[Entries shown]
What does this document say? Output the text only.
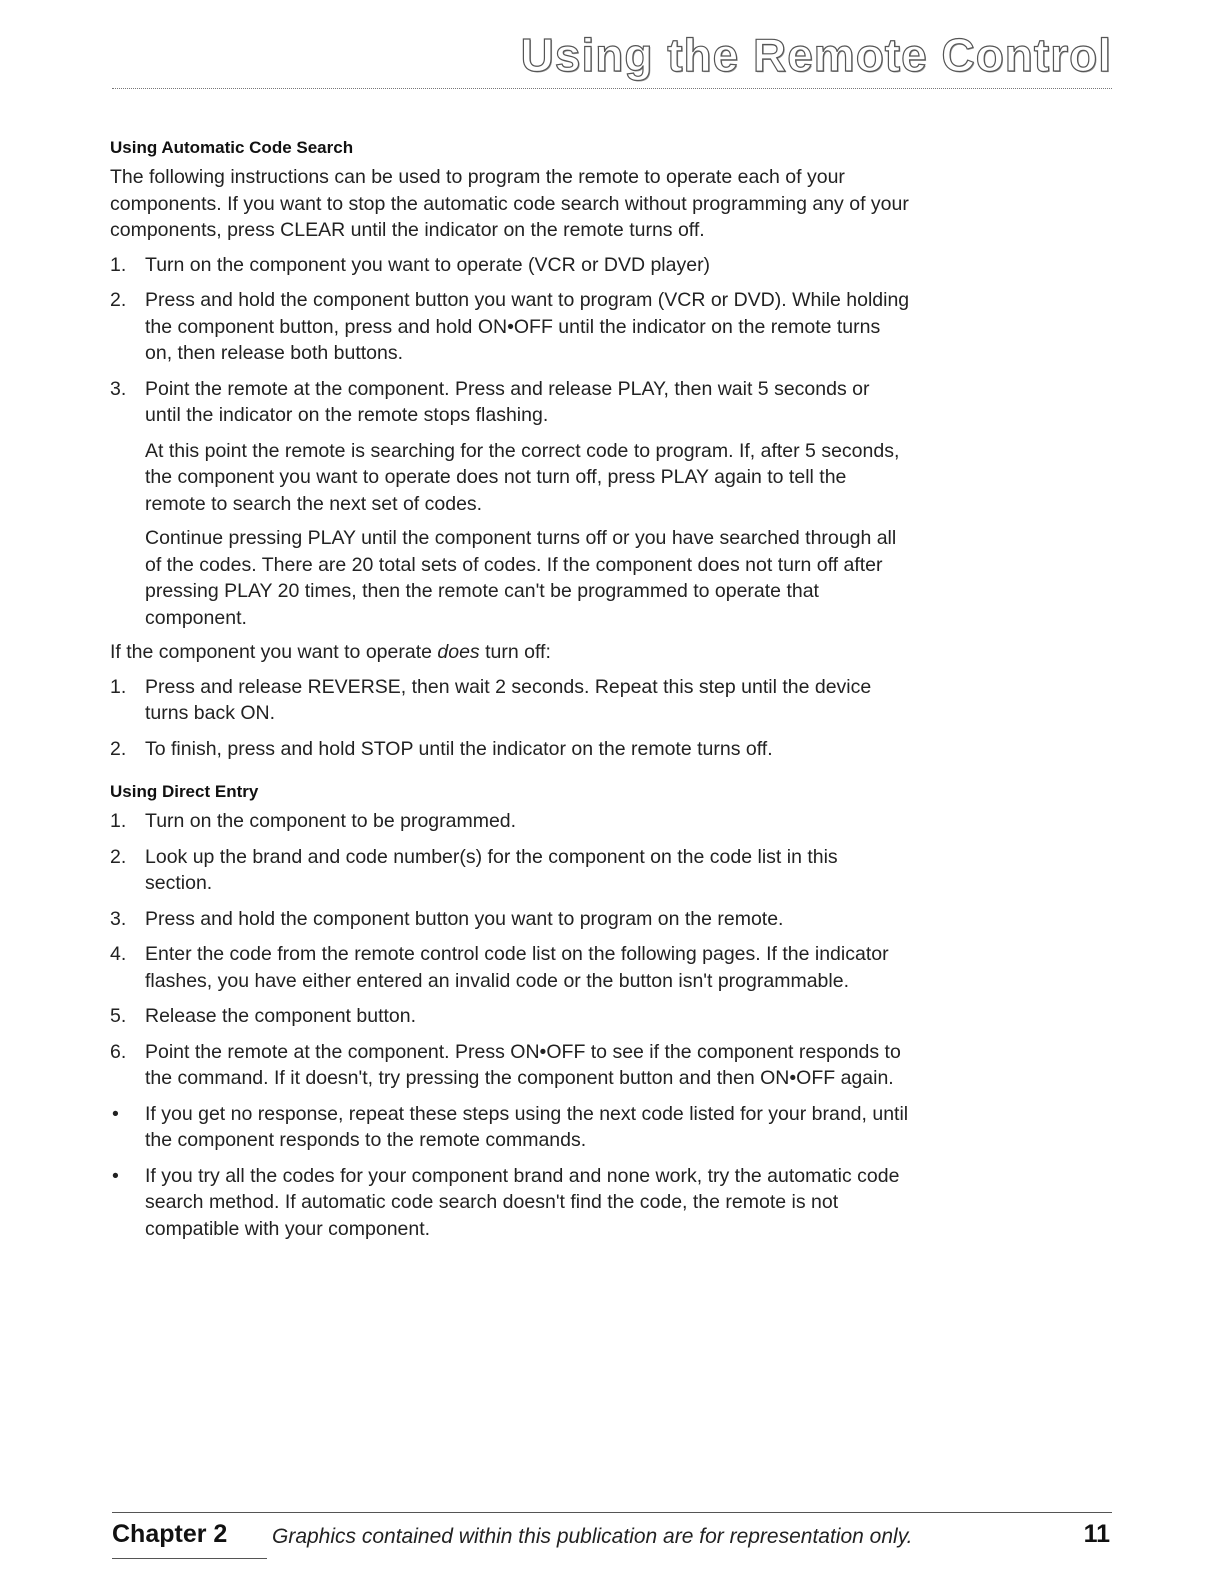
Using the Remote Control
Using Automatic Code Search

The following instructions can be used to program the remote to operate each of your components. If you want to stop the automatic code search without programming any of your components, press CLEAR until the indicator on the remote turns off.

1. Turn on the component you want to operate (VCR or DVD player)
2. Press and hold the component button you want to program (VCR or DVD). While holding the component button, press and hold ON•OFF until the indicator on the remote turns on, then release both buttons.
3. Point the remote at the component. Press and release PLAY, then wait 5 seconds or until the indicator on the remote stops flashing.

At this point the remote is searching for the correct code to program. If, after 5 seconds, the component you want to operate does not turn off, press PLAY again to tell the remote to search the next set of codes.

Continue pressing PLAY until the component turns off or you have searched through all of the codes. There are 20 total sets of codes. If the component does not turn off after pressing PLAY 20 times, then the remote can't be programmed to operate that component.

If the component you want to operate does turn off:

1. Press and release REVERSE, then wait 2 seconds. Repeat this step until the device turns back ON.
2. To finish, press and hold STOP until the indicator on the remote turns off.
Using Direct Entry
1. Turn on the component to be programmed.
2. Look up the brand and code number(s) for the component on the code list in this section.
3. Press and hold the component button you want to program on the remote.
4. Enter the code from the remote control code list on the following pages. If the indicator flashes, you have either entered an invalid code or the button isn't programmable.
5. Release the component button.
6. Point the remote at the component. Press ON•OFF to see if the component responds to the command. If it doesn't, try pressing the component button and then ON•OFF again.
• If you get no response, repeat these steps using the next code listed for your brand, until the component responds to the remote commands.
• If you try all the codes for your component brand and none work, try the automatic code search method. If automatic code search doesn't find the code, the remote is not compatible with your component.
Chapter 2 Graphics contained within this publication are for representation only.	11
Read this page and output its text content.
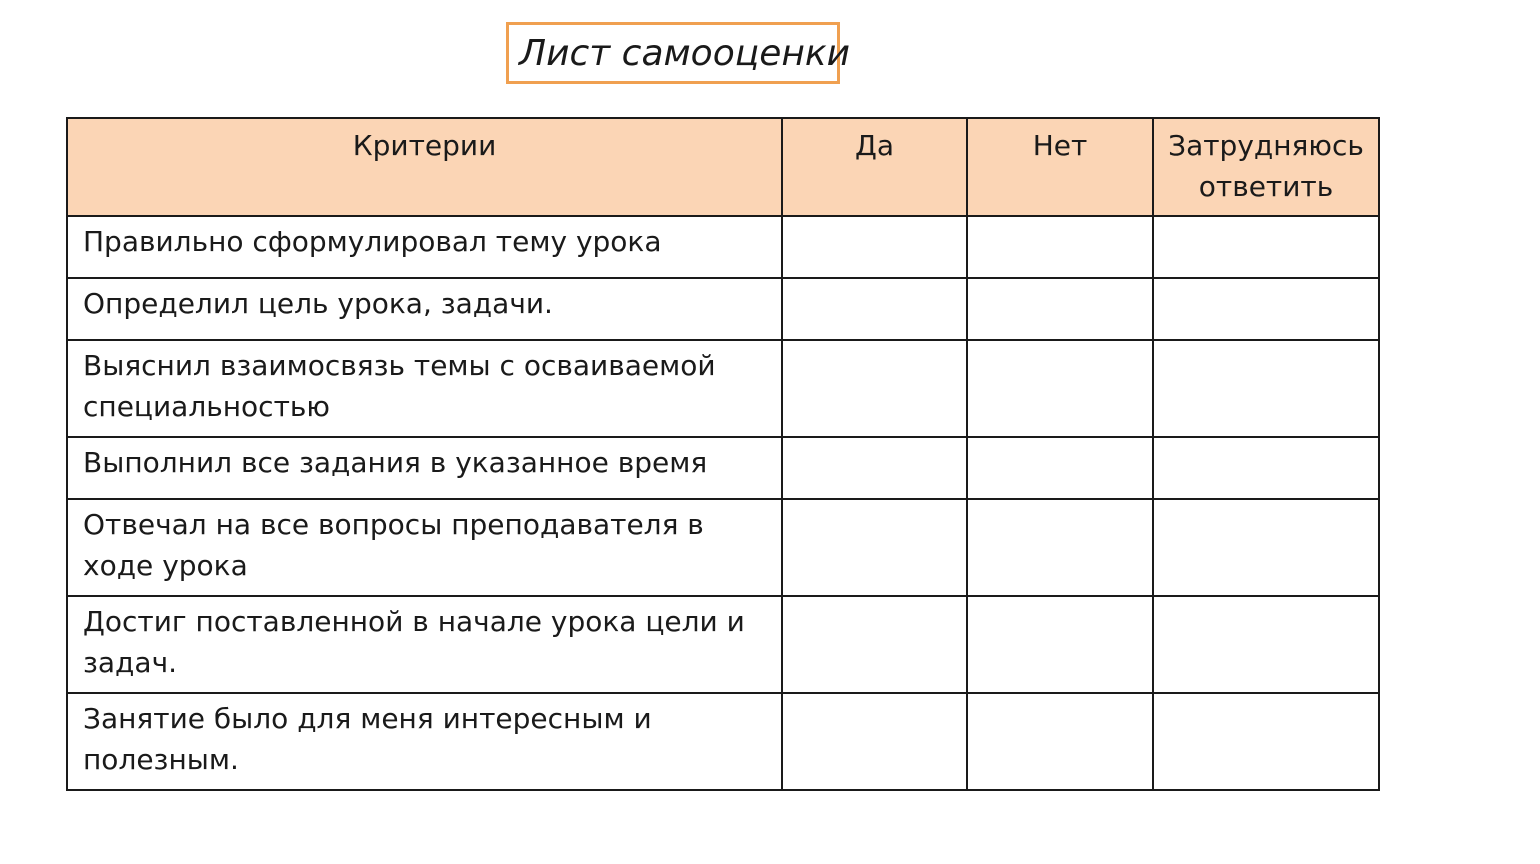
Лист самооценки
Критерии	Да	Нет	Затрудняюсь ответить
Правильно сформулировал тему урока			
Определил цель урока, задачи.			
Выяснил взаимосвязь темы с осваиваемой специальностью			
Выполнил все задания в указанное время			
Отвечал на все вопросы преподавателя в ходе урока			
Достиг поставленной в начале урока цели и задач.			
Занятие было для меня интересным и полезным.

[Written task]
Using the records above, retype everything exactly except the pictures.

[Exercise output]
What does this document say? Output the text only.
Using the Remote Control
Using Automatic Code Search

The following instructions can be used to program the remote to operate each of your components. If you want to stop the automatic code search without programming any of your components, press CLEAR until the indicator on the remote turns off.

1. Turn on the component you want to operate (VCR or DVD player)
2. Press and hold the component button you want to program (VCR or DVD). While holding the component button, press and hold ON•OFF until the indicator on the remote turns on, then release both buttons.
3. Point the remote at the component. Press and release PLAY, then wait 5 seconds or until the indicator on the remote stops flashing.

At this point the remote is searching for the correct code to program. If, after 5 seconds, the component you want to operate does not turn off, press PLAY again to tell the remote to search the next set of codes.

Continue pressing PLAY until the component turns off or you have searched through all of the codes. There are 20 total sets of codes. If the component does not turn off after pressing PLAY 20 times, then the remote can't be programmed to operate that component.

If the component you want to operate does turn off:

1. Press and release REVERSE, then wait 2 seconds. Repeat this step until the device turns back ON.
2. To finish, press and hold STOP until the indicator on the remote turns off.
Using Direct Entry
1. Turn on the component to be programmed.
2. Look up the brand and code number(s) for the component on the code list in this section.
3. Press and hold the component button you want to program on the remote.
4. Enter the code from the remote control code list on the following pages. If the indicator flashes, you have either entered an invalid code or the button isn't programmable.
5. Release the component button.
6. Point the remote at the component. Press ON•OFF to see if the component responds to the command. If it doesn't, try pressing the component button and then ON•OFF again.
• If you get no response, repeat these steps using the next code listed for your brand, until the component responds to the remote commands.
• If you try all the codes for your component brand and none work, try the automatic code search method. If automatic code search doesn't find the code, the remote is not compatible with your component.
Chapter 2 Graphics contained within this publication are for representation only.	11
Read this page and output its text content.
Лист самооценки
Критерии	Да	Нет	Затрудняюсь ответить
Правильно сформулировал тему урока			
Определил цель урока, задачи.			
Выяснил взаимосвязь темы с осваиваемой специальностью			
Выполнил все задания в указанное время			
Отвечал на все вопросы преподавателя в ходе урока			
Достиг поставленной в начале урока цели и задач.			
Занятие было для меня интересным и полезным.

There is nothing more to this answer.